--- BEGIN DATA TO PROCESS ---
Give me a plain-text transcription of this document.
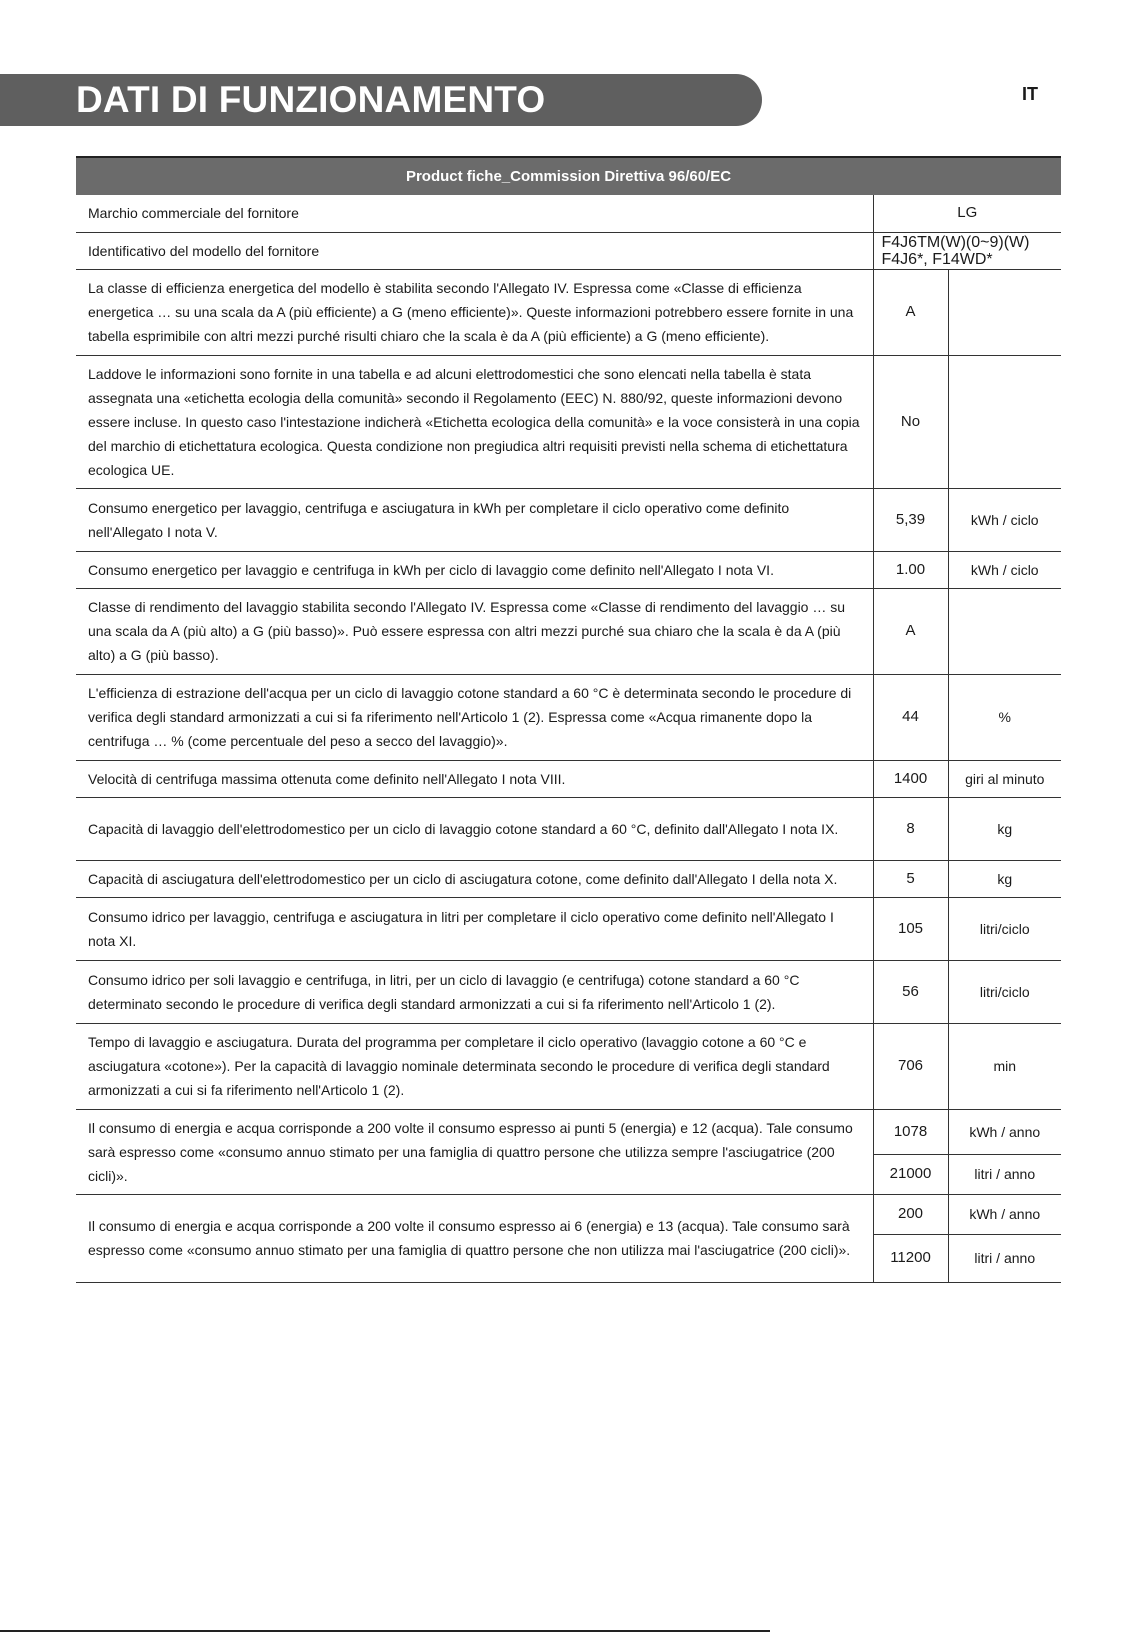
DATI DI FUNZIONAMENTO	IT
Product fiche_Commission Direttiva 96/60/EC		
Marchio commerciale del fornitore	LG	
Identificativo del modello del fornitore	F4J6TM(W)(0~9)(W)
F4J6*, F14WD*	

La classe di efficienza energetica del modello è stabilita secondo l'Allegato IV. Espressa come «Classe di efficienza energetica … su una scala da A (più efficiente) a G (meno efficiente)». Queste informazioni potrebbero essere fornite in una tabella esprimibile con altri mezzi purché risulti chiaro che la scala è da A (più efficiente) a G (meno efficiente).	A	
Laddove le informazioni sono fornite in una tabella e ad alcuni elettrodomestici che sono elencati nella tabella è stata assegnata una «etichetta ecologia della comunità» secondo il Regolamento (EEC) N. 880/92, queste informazioni devono essere incluse. In questo caso l'intestazione indicherà «Etichetta ecologica della comunità» e la voce consisterà in una copia del marchio di etichettatura ecologica. Questa condizione non pregiudica altri requisiti previsti nella schema di etichettatura ecologica UE.	No	
Consumo energetico per lavaggio, centrifuga e asciugatura in kWh per completare il ciclo operativo come definito nell'Allegato I nota V.	5,39	kWh / ciclo
Consumo energetico per lavaggio e centrifuga in kWh per ciclo di lavaggio come definito nell'Allegato I nota VI.	1.00	kWh / ciclo
Classe di rendimento del lavaggio stabilita secondo l'Allegato IV. Espressa come «Classe di rendimento del lavaggio … su una scala da A (più alto) a G (più basso)». Può essere espressa con altri mezzi purché sua chiaro che la scala è da A (più alto) a G (più basso).	A	
L'efficienza di estrazione dell'acqua per un ciclo di lavaggio cotone standard a 60 °C è determinata secondo le procedure di verifica degli standard armonizzati a cui si fa riferimento nell'Articolo 1 (2). Espressa come «Acqua rimanente dopo la centrifuga … % (come percentuale del peso a secco del lavaggio)».	44	%
Velocità di centrifuga massima ottenuta come definito nell'Allegato I nota VIII.	1400	giri al minuto
Capacità di lavaggio dell'elettrodomestico per un ciclo di lavaggio cotone standard a 60 °C, definito dall'Allegato I nota IX.	8	kg
Capacità di asciugatura dell'elettrodomestico per un ciclo di asciugatura cotone, come definito dall'Allegato I della nota X.	5	kg
Consumo idrico per lavaggio, centrifuga e asciugatura in litri per completare il ciclo operativo come definito nell'Allegato I nota XI.	105	litri/ciclo
Consumo idrico per soli lavaggio e centrifuga, in litri, per un ciclo di lavaggio (e centrifuga) cotone standard a 60 °C determinato secondo le procedure di verifica degli standard armonizzati a cui si fa riferimento nell'Articolo 1 (2).	56	litri/ciclo
Tempo di lavaggio e asciugatura. Durata del programma per completare il ciclo operativo (lavaggio cotone a 60 °C e asciugatura «cotone»). Per la capacità di lavaggio nominale determinata secondo le procedure di verifica degli standard armonizzati a cui si fa riferimento nell'Articolo 1 (2).	706	min
Il consumo di energia e acqua corrisponde a 200 volte il consumo espresso ai punti 5 (energia) e 12 (acqua). Tale consumo sarà espresso come «consumo annuo stimato per una famiglia di quattro persone che utilizza sempre l'asciugatrice (200 cicli)».	1078	kWh / anno
	21000	litri / anno
Il consumo di energia e acqua corrisponde a 200 volte il consumo espresso ai 6 (energia) e 13 (acqua). Tale consumo sarà espresso come «consumo annuo stimato per una famiglia di quattro persone che non utilizza mai l'asciugatrice (200 cicli)».	200	kWh / anno
	11200	litri / anno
--- END DATA TO PROCESS ---
▸ **TASK DESCRIPTION**
Using the data above, write out every line exactly, leaving the images behind.

▸ **RESULT OF THE TASK**
Give me a plain-text transcription of this document.
DATI DI FUNZIONAMENTO	IT
Product fiche_Commission Direttiva 96/60/EC		
Marchio commerciale del fornitore	LG	
Identificativo del modello del fornitore	F4J6TM(W)(0~9)(W)
F4J6*, F14WD*	

La classe di efficienza energetica del modello è stabilita secondo l'Allegato IV. Espressa come «Classe di efficienza energetica … su una scala da A (più efficiente) a G (meno efficiente)». Queste informazioni potrebbero essere fornite in una tabella esprimibile con altri mezzi purché risulti chiaro che la scala è da A (più efficiente) a G (meno efficiente).	A	
Laddove le informazioni sono fornite in una tabella e ad alcuni elettrodomestici che sono elencati nella tabella è stata assegnata una «etichetta ecologia della comunità» secondo il Regolamento (EEC) N. 880/92, queste informazioni devono essere incluse. In questo caso l'intestazione indicherà «Etichetta ecologica della comunità» e la voce consisterà in una copia del marchio di etichettatura ecologica. Questa condizione non pregiudica altri requisiti previsti nella schema di etichettatura ecologica UE.	No	
Consumo energetico per lavaggio, centrifuga e asciugatura in kWh per completare il ciclo operativo come definito nell'Allegato I nota V.	5,39	kWh / ciclo
Consumo energetico per lavaggio e centrifuga in kWh per ciclo di lavaggio come definito nell'Allegato I nota VI.	1.00	kWh / ciclo
Classe di rendimento del lavaggio stabilita secondo l'Allegato IV. Espressa come «Classe di rendimento del lavaggio … su una scala da A (più alto) a G (più basso)». Può essere espressa con altri mezzi purché sua chiaro che la scala è da A (più alto) a G (più basso).	A	
L'efficienza di estrazione dell'acqua per un ciclo di lavaggio cotone standard a 60 °C è determinata secondo le procedure di verifica degli standard armonizzati a cui si fa riferimento nell'Articolo 1 (2). Espressa come «Acqua rimanente dopo la centrifuga … % (come percentuale del peso a secco del lavaggio)».	44	%
Velocità di centrifuga massima ottenuta come definito nell'Allegato I nota VIII.	1400	giri al minuto
Capacità di lavaggio dell'elettrodomestico per un ciclo di lavaggio cotone standard a 60 °C, definito dall'Allegato I nota IX.	8	kg
Capacità di asciugatura dell'elettrodomestico per un ciclo di asciugatura cotone, come definito dall'Allegato I della nota X.	5	kg
Consumo idrico per lavaggio, centrifuga e asciugatura in litri per completare il ciclo operativo come definito nell'Allegato I nota XI.	105	litri/ciclo
Consumo idrico per soli lavaggio e centrifuga, in litri, per un ciclo di lavaggio (e centrifuga) cotone standard a 60 °C determinato secondo le procedure di verifica degli standard armonizzati a cui si fa riferimento nell'Articolo 1 (2).	56	litri/ciclo
Tempo di lavaggio e asciugatura. Durata del programma per completare il ciclo operativo (lavaggio cotone a 60 °C e asciugatura «cotone»). Per la capacità di lavaggio nominale determinata secondo le procedure di verifica degli standard armonizzati a cui si fa riferimento nell'Articolo 1 (2).	706	min
Il consumo di energia e acqua corrisponde a 200 volte il consumo espresso ai punti 5 (energia) e 12 (acqua). Tale consumo sarà espresso come «consumo annuo stimato per una famiglia di quattro persone che utilizza sempre l'asciugatrice (200 cicli)».	1078	kWh / anno
	21000	litri / anno
Il consumo di energia e acqua corrisponde a 200 volte il consumo espresso ai 6 (energia) e 13 (acqua). Tale consumo sarà espresso come «consumo annuo stimato per una famiglia di quattro persone che non utilizza mai l'asciugatrice (200 cicli)».	200	kWh / anno
	11200	litri / anno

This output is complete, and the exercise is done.